## WHAT YOU NEED TO DO
Gather the lines from the material that contain "your".

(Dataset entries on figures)
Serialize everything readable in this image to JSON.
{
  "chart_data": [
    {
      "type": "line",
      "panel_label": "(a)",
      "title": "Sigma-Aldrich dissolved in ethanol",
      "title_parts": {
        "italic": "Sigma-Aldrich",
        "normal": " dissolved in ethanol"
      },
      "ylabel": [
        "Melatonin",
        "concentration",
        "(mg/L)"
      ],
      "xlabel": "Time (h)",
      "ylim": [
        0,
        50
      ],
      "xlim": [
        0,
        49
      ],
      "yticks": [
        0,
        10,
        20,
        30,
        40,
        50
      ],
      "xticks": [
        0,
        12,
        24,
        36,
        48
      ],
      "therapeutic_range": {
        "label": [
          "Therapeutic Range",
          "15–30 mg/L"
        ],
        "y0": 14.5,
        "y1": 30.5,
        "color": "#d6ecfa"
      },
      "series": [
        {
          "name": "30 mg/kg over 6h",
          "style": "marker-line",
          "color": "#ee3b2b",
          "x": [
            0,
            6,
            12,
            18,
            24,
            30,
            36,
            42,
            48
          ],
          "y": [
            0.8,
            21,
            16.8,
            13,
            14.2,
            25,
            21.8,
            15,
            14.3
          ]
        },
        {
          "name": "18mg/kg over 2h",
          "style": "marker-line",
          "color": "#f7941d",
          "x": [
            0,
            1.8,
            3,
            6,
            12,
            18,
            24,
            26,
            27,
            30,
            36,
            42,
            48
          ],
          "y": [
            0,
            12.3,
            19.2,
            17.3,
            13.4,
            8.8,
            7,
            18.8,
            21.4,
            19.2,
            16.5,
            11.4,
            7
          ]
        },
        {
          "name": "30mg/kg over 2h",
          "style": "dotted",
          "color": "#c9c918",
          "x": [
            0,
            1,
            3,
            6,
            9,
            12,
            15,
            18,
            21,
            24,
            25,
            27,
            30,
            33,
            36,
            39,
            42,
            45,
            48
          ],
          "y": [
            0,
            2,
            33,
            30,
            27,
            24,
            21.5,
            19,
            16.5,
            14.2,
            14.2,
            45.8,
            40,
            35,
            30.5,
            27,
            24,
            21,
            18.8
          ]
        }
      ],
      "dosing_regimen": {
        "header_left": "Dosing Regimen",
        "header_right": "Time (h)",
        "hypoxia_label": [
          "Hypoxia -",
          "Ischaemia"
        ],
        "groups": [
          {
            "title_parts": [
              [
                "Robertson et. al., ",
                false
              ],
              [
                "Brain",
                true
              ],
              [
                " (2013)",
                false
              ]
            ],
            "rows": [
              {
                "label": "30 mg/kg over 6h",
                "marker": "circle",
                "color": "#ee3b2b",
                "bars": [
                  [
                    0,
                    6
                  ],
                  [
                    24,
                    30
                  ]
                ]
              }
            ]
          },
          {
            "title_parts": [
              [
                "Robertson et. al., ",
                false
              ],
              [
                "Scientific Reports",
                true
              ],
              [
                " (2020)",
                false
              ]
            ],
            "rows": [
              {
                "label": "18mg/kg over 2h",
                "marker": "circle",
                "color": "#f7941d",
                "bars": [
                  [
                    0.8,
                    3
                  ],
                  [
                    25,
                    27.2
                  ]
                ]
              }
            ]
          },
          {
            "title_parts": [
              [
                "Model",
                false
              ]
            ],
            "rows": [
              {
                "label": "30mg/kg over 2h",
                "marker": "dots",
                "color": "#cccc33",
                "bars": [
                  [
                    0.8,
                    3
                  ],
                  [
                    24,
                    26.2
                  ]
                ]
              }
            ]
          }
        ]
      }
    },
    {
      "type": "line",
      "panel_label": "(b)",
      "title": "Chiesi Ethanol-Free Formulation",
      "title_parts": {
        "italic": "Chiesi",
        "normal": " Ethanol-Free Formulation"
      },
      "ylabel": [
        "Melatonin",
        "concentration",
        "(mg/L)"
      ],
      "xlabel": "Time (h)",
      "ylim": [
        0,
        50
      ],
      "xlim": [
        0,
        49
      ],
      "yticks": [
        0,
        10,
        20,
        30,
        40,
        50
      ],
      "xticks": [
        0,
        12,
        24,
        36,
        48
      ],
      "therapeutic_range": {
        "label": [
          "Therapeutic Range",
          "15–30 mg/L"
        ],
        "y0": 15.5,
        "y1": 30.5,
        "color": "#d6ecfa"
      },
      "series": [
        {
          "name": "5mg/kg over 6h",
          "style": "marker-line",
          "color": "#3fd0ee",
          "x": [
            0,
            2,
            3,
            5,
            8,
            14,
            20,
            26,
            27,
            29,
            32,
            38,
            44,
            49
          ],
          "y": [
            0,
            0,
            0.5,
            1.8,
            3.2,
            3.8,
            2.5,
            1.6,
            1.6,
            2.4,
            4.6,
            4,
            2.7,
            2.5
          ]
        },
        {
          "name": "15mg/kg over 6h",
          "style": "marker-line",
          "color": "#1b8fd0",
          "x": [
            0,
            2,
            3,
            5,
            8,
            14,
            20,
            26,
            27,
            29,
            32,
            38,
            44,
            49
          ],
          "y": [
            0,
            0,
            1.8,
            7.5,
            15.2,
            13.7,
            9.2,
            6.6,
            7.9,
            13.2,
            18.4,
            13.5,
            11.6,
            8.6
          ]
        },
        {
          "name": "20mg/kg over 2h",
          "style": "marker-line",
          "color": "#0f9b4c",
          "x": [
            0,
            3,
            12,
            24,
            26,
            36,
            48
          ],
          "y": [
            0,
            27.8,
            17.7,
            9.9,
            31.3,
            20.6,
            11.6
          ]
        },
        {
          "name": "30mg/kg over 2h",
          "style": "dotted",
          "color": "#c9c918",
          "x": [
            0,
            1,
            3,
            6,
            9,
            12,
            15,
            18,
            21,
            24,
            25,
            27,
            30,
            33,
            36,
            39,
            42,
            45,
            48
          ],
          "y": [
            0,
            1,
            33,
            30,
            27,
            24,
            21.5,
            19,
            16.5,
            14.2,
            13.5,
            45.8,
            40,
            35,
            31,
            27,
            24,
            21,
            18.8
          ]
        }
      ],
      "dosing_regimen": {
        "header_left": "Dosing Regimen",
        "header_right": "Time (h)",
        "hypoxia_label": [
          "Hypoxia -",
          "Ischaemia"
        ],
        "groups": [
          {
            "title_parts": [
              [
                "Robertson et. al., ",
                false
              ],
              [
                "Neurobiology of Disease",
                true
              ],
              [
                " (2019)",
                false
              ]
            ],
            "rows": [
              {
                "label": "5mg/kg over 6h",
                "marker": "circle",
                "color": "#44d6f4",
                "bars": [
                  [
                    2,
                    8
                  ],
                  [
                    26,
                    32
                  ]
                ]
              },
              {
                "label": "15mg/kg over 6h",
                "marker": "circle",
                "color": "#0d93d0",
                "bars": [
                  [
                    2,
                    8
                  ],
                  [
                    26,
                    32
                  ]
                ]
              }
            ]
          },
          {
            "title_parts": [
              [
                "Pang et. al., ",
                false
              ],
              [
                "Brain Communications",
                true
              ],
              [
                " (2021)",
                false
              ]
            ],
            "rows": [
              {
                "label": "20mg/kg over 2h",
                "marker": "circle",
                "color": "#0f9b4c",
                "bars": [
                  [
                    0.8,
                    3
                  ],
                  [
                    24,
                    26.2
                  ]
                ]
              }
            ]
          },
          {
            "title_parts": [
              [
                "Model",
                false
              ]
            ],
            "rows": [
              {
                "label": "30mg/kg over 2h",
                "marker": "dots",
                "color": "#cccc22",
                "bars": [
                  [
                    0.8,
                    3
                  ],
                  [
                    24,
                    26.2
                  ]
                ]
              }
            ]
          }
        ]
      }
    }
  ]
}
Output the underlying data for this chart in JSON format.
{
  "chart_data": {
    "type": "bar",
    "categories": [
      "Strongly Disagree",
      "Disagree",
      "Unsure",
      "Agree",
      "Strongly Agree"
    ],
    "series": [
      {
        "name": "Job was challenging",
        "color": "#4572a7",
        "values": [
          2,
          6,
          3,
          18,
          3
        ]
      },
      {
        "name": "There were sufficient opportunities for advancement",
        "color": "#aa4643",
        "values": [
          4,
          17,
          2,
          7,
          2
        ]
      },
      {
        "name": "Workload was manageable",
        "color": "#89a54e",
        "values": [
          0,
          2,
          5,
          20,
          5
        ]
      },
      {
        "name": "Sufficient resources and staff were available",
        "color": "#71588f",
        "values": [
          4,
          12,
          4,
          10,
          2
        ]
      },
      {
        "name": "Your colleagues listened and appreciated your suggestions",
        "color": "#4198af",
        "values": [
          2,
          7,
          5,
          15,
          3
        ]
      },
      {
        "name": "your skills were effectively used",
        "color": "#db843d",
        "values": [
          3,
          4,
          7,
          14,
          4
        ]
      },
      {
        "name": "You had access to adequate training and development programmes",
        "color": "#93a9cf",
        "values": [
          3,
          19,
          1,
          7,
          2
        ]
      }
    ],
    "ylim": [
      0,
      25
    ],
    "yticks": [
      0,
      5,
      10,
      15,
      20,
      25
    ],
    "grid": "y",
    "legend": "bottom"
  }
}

## THE SOLUTION
        "name": "Your colleagues listened and appreciated your suggestions",
        "name": "your skills were effectively used",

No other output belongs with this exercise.